** Start DATA TO USE **
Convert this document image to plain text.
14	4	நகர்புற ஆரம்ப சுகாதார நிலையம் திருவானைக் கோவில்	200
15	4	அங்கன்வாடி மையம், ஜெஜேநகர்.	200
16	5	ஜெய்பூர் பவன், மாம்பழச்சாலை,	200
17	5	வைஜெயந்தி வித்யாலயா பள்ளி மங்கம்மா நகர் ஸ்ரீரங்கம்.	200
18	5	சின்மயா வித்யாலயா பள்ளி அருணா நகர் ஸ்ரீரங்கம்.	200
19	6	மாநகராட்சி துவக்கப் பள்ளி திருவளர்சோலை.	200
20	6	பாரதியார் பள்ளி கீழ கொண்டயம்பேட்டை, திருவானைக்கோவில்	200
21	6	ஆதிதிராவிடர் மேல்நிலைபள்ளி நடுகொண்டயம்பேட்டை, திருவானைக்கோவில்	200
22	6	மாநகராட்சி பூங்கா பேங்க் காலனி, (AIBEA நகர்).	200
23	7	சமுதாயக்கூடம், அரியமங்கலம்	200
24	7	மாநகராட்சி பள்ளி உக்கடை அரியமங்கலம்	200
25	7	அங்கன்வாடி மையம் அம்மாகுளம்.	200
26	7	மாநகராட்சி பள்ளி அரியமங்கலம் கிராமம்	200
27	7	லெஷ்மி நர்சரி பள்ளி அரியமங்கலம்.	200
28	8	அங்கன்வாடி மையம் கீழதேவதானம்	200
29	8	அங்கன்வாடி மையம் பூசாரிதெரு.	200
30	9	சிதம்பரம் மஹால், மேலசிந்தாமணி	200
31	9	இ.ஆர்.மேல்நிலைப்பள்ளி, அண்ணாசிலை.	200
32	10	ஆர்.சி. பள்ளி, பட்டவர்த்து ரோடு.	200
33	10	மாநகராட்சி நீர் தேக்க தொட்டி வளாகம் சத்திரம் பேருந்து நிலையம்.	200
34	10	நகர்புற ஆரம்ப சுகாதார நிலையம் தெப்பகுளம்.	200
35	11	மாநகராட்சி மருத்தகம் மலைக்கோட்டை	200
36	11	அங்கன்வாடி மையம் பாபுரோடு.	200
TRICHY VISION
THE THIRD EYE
** End DATA TO USE **
**WRITTEN PROBLEM**
Every record above must be duplicated exactly.

**SOLUTION TO THIS EXERCISE**
Convert this document image to plain text.
14	4	நகர்புற ஆரம்ப சுகாதார நிலையம் திருவானைக் கோவில்	200
15	4	அங்கன்வாடி மையம், ஜெஜேநகர்.	200
16	5	ஜெய்பூர் பவன், மாம்பழச்சாலை,	200
17	5	வைஜெயந்தி வித்யாலயா பள்ளி மங்கம்மா நகர் ஸ்ரீரங்கம்.	200
18	5	சின்மயா வித்யாலயா பள்ளி அருணா நகர் ஸ்ரீரங்கம்.	200
19	6	மாநகராட்சி துவக்கப் பள்ளி திருவளர்சோலை.	200
20	6	பாரதியார் பள்ளி கீழ கொண்டயம்பேட்டை, திருவானைக்கோவில்	200
21	6	ஆதிதிராவிடர் மேல்நிலைபள்ளி நடுகொண்டயம்பேட்டை, திருவானைக்கோவில்	200
22	6	மாநகராட்சி பூங்கா பேங்க் காலனி, (AIBEA நகர்).	200
23	7	சமுதாயக்கூடம், அரியமங்கலம்	200
24	7	மாநகராட்சி பள்ளி உக்கடை அரியமங்கலம்	200
25	7	அங்கன்வாடி மையம் அம்மாகுளம்.	200
26	7	மாநகராட்சி பள்ளி அரியமங்கலம் கிராமம்	200
27	7	லெஷ்மி நர்சரி பள்ளி அரியமங்கலம்.	200
28	8	அங்கன்வாடி மையம் கீழதேவதானம்	200
29	8	அங்கன்வாடி மையம் பூசாரிதெரு.	200
30	9	சிதம்பரம் மஹால், மேலசிந்தாமணி	200
31	9	இ.ஆர்.மேல்நிலைப்பள்ளி, அண்ணாசிலை.	200
32	10	ஆர்.சி. பள்ளி, பட்டவர்த்து ரோடு.	200
33	10	மாநகராட்சி நீர் தேக்க தொட்டி வளாகம் சத்திரம் பேருந்து நிலையம்.	200
34	10	நகர்புற ஆரம்ப சுகாதார நிலையம் தெப்பகுளம்.	200
35	11	மாநகராட்சி மருத்தகம் மலைக்கோட்டை	200
36	11	அங்கன்வாடி மையம் பாபுரோடு.	200
TRICHY VISION
THE THIRD EYE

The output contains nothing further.